▶ Problem details
Transcribe the entire listing exactly.

[Supplied material Boundary: Start]

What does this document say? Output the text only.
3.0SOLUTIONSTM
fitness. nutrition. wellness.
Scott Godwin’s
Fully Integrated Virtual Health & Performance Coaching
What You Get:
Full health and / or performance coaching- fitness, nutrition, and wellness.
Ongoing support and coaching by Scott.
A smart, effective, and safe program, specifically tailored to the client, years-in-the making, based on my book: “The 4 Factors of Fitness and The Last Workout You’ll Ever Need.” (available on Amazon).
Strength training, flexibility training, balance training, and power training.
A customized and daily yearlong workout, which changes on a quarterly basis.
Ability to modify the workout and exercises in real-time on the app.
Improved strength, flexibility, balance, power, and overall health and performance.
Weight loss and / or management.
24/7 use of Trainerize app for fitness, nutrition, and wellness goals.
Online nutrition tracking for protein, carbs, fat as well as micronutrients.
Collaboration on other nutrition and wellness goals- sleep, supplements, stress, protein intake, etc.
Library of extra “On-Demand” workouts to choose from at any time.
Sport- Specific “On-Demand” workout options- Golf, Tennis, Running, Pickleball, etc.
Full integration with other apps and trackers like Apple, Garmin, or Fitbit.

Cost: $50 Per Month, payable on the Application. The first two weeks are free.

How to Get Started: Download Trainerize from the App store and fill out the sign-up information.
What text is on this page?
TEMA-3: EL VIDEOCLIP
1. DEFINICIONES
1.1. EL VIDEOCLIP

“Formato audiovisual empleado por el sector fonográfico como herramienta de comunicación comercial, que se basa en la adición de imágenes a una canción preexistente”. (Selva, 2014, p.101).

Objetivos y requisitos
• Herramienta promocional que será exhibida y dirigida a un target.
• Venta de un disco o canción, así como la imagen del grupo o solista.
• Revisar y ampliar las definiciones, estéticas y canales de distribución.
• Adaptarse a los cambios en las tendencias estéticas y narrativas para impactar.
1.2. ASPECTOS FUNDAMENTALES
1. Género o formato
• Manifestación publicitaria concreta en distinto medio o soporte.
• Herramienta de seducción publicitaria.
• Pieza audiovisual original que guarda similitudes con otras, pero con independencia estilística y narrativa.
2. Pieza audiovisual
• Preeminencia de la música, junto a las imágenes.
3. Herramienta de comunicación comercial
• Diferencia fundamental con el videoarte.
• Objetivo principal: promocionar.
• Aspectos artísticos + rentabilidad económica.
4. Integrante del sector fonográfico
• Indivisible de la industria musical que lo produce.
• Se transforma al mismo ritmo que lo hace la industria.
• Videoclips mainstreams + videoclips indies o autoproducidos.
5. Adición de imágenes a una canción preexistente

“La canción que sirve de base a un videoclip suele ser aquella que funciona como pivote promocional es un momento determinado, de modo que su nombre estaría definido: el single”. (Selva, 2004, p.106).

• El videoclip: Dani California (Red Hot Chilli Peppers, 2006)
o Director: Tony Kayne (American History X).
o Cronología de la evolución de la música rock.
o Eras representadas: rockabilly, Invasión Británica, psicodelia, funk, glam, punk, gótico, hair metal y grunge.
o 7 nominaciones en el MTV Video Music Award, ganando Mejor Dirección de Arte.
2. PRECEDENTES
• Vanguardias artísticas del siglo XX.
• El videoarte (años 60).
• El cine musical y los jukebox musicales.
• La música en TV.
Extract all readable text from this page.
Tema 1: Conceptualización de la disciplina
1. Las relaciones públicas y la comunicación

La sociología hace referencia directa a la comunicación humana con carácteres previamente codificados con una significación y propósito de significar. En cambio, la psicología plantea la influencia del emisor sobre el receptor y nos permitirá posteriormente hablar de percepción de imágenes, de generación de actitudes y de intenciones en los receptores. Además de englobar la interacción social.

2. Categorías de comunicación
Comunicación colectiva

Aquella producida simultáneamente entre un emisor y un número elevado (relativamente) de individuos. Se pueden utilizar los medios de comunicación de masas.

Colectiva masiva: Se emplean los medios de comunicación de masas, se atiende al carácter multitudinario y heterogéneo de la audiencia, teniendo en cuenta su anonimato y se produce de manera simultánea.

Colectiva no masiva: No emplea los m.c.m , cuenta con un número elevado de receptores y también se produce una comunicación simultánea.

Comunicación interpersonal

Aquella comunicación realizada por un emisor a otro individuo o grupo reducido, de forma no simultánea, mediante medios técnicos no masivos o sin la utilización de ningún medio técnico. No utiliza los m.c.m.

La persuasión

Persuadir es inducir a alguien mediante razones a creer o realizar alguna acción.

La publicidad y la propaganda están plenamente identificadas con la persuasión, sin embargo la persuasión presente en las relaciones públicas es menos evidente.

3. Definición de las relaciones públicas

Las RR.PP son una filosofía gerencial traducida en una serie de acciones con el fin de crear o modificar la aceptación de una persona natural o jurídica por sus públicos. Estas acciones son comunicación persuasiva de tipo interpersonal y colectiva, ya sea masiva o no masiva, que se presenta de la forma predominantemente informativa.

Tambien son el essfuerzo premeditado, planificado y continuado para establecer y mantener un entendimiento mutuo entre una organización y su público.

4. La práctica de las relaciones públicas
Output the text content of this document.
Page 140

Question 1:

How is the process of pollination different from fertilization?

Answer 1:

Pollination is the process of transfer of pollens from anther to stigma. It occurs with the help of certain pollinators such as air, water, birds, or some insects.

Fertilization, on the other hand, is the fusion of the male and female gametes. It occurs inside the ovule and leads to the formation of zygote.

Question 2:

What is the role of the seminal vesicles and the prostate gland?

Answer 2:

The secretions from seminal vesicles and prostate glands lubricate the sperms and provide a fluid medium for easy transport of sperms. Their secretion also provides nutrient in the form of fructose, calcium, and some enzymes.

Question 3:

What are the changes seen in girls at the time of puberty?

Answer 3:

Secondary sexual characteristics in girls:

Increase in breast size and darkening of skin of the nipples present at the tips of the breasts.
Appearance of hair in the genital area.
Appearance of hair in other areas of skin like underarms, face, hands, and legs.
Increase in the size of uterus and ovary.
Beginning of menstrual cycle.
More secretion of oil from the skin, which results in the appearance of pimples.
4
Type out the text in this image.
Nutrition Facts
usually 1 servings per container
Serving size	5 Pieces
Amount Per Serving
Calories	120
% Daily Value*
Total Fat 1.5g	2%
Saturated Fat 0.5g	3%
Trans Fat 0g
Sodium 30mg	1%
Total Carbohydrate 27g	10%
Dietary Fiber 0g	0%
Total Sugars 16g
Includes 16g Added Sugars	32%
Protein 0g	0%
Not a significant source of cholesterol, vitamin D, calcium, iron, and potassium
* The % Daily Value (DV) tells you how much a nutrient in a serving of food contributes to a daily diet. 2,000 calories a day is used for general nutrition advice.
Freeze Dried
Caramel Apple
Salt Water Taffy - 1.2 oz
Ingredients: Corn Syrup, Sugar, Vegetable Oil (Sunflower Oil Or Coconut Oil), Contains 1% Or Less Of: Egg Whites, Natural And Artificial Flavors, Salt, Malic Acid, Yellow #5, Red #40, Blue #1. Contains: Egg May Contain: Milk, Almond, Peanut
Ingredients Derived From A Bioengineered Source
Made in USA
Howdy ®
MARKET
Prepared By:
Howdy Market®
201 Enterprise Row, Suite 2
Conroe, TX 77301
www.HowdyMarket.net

[Supplied material Boundary: End]

▶ Answer below
What does this document say? Output the text only.
3.0SOLUTIONSTM
fitness. nutrition. wellness.
Scott Godwin’s
Fully Integrated Virtual Health & Performance Coaching
What You Get:
Full health and / or performance coaching- fitness, nutrition, and wellness.
Ongoing support and coaching by Scott.
A smart, effective, and safe program, specifically tailored to the client, years-in-the making, based on my book: “The 4 Factors of Fitness and The Last Workout You’ll Ever Need.” (available on Amazon).
Strength training, flexibility training, balance training, and power training.
A customized and daily yearlong workout, which changes on a quarterly basis.
Ability to modify the workout and exercises in real-time on the app.
Improved strength, flexibility, balance, power, and overall health and performance.
Weight loss and / or management.
24/7 use of Trainerize app for fitness, nutrition, and wellness goals.
Online nutrition tracking for protein, carbs, fat as well as micronutrients.
Collaboration on other nutrition and wellness goals- sleep, supplements, stress, protein intake, etc.
Library of extra “On-Demand” workouts to choose from at any time.
Sport- Specific “On-Demand” workout options- Golf, Tennis, Running, Pickleball, etc.
Full integration with other apps and trackers like Apple, Garmin, or Fitbit.

Cost: $50 Per Month, payable on the Application. The first two weeks are free.

How to Get Started: Download Trainerize from the App store and fill out the sign-up information.
What text is on this page?
TEMA-3: EL VIDEOCLIP
1. DEFINICIONES
1.1. EL VIDEOCLIP

“Formato audiovisual empleado por el sector fonográfico como herramienta de comunicación comercial, que se basa en la adición de imágenes a una canción preexistente”. (Selva, 2014, p.101).

Objetivos y requisitos
• Herramienta promocional que será exhibida y dirigida a un target.
• Venta de un disco o canción, así como la imagen del grupo o solista.
• Revisar y ampliar las definiciones, estéticas y canales de distribución.
• Adaptarse a los cambios en las tendencias estéticas y narrativas para impactar.
1.2. ASPECTOS FUNDAMENTALES
1. Género o formato
• Manifestación publicitaria concreta en distinto medio o soporte.
• Herramienta de seducción publicitaria.
• Pieza audiovisual original que guarda similitudes con otras, pero con independencia estilística y narrativa.
2. Pieza audiovisual
• Preeminencia de la música, junto a las imágenes.
3. Herramienta de comunicación comercial
• Diferencia fundamental con el videoarte.
• Objetivo principal: promocionar.
• Aspectos artísticos + rentabilidad económica.
4. Integrante del sector fonográfico
• Indivisible de la industria musical que lo produce.
• Se transforma al mismo ritmo que lo hace la industria.
• Videoclips mainstreams + videoclips indies o autoproducidos.
5. Adición de imágenes a una canción preexistente

“La canción que sirve de base a un videoclip suele ser aquella que funciona como pivote promocional es un momento determinado, de modo que su nombre estaría definido: el single”. (Selva, 2004, p.106).

• El videoclip: Dani California (Red Hot Chilli Peppers, 2006)
o Director: Tony Kayne (American History X).
o Cronología de la evolución de la música rock.
o Eras representadas: rockabilly, Invasión Británica, psicodelia, funk, glam, punk, gótico, hair metal y grunge.
o 7 nominaciones en el MTV Video Music Award, ganando Mejor Dirección de Arte.
2. PRECEDENTES
• Vanguardias artísticas del siglo XX.
• El videoarte (años 60).
• El cine musical y los jukebox musicales.
• La música en TV.
Extract all readable text from this page.
Tema 1: Conceptualización de la disciplina
1. Las relaciones públicas y la comunicación

La sociología hace referencia directa a la comunicación humana con carácteres previamente codificados con una significación y propósito de significar. En cambio, la psicología plantea la influencia del emisor sobre el receptor y nos permitirá posteriormente hablar de percepción de imágenes, de generación de actitudes y de intenciones en los receptores. Además de englobar la interacción social.

2. Categorías de comunicación
Comunicación colectiva

Aquella producida simultáneamente entre un emisor y un número elevado (relativamente) de individuos. Se pueden utilizar los medios de comunicación de masas.

Colectiva masiva: Se emplean los medios de comunicación de masas, se atiende al carácter multitudinario y heterogéneo de la audiencia, teniendo en cuenta su anonimato y se produce de manera simultánea.

Colectiva no masiva: No emplea los m.c.m , cuenta con un número elevado de receptores y también se produce una comunicación simultánea.

Comunicación interpersonal

Aquella comunicación realizada por un emisor a otro individuo o grupo reducido, de forma no simultánea, mediante medios técnicos no masivos o sin la utilización de ningún medio técnico. No utiliza los m.c.m.

La persuasión

Persuadir es inducir a alguien mediante razones a creer o realizar alguna acción.

La publicidad y la propaganda están plenamente identificadas con la persuasión, sin embargo la persuasión presente en las relaciones públicas es menos evidente.

3. Definición de las relaciones públicas

Las RR.PP son una filosofía gerencial traducida en una serie de acciones con el fin de crear o modificar la aceptación de una persona natural o jurídica por sus públicos. Estas acciones son comunicación persuasiva de tipo interpersonal y colectiva, ya sea masiva o no masiva, que se presenta de la forma predominantemente informativa.

Tambien son el essfuerzo premeditado, planificado y continuado para establecer y mantener un entendimiento mutuo entre una organización y su público.

4. La práctica de las relaciones públicas
Output the text content of this document.
Page 140

Question 1:

How is the process of pollination different from fertilization?

Answer 1:

Pollination is the process of transfer of pollens from anther to stigma. It occurs with the help of certain pollinators such as air, water, birds, or some insects.

Fertilization, on the other hand, is the fusion of the male and female gametes. It occurs inside the ovule and leads to the formation of zygote.

Question 2:

What is the role of the seminal vesicles and the prostate gland?

Answer 2:

The secretions from seminal vesicles and prostate glands lubricate the sperms and provide a fluid medium for easy transport of sperms. Their secretion also provides nutrient in the form of fructose, calcium, and some enzymes.

Question 3:

What are the changes seen in girls at the time of puberty?

Answer 3:

Secondary sexual characteristics in girls:

Increase in breast size and darkening of skin of the nipples present at the tips of the breasts.
Appearance of hair in the genital area.
Appearance of hair in other areas of skin like underarms, face, hands, and legs.
Increase in the size of uterus and ovary.
Beginning of menstrual cycle.
More secretion of oil from the skin, which results in the appearance of pimples.
4
Type out the text in this image.
Nutrition Facts
usually 1 servings per container
Serving size	5 Pieces
Amount Per Serving
Calories	120
% Daily Value*
Total Fat 1.5g	2%
Saturated Fat 0.5g	3%
Trans Fat 0g
Sodium 30mg	1%
Total Carbohydrate 27g	10%
Dietary Fiber 0g	0%
Total Sugars 16g
Includes 16g Added Sugars	32%
Protein 0g	0%
Not a significant source of cholesterol, vitamin D, calcium, iron, and potassium
* The % Daily Value (DV) tells you how much a nutrient in a serving of food contributes to a daily diet. 2,000 calories a day is used for general nutrition advice.
Freeze Dried
Caramel Apple
Salt Water Taffy - 1.2 oz
Ingredients: Corn Syrup, Sugar, Vegetable Oil (Sunflower Oil Or Coconut Oil), Contains 1% Or Less Of: Egg Whites, Natural And Artificial Flavors, Salt, Malic Acid, Yellow #5, Red #40, Blue #1. Contains: Egg May Contain: Milk, Almond, Peanut
Ingredients Derived From A Bioengineered Source
Made in USA
Howdy ®
MARKET
Prepared By:
Howdy Market®
201 Enterprise Row, Suite 2
Conroe, TX 77301
www.HowdyMarket.net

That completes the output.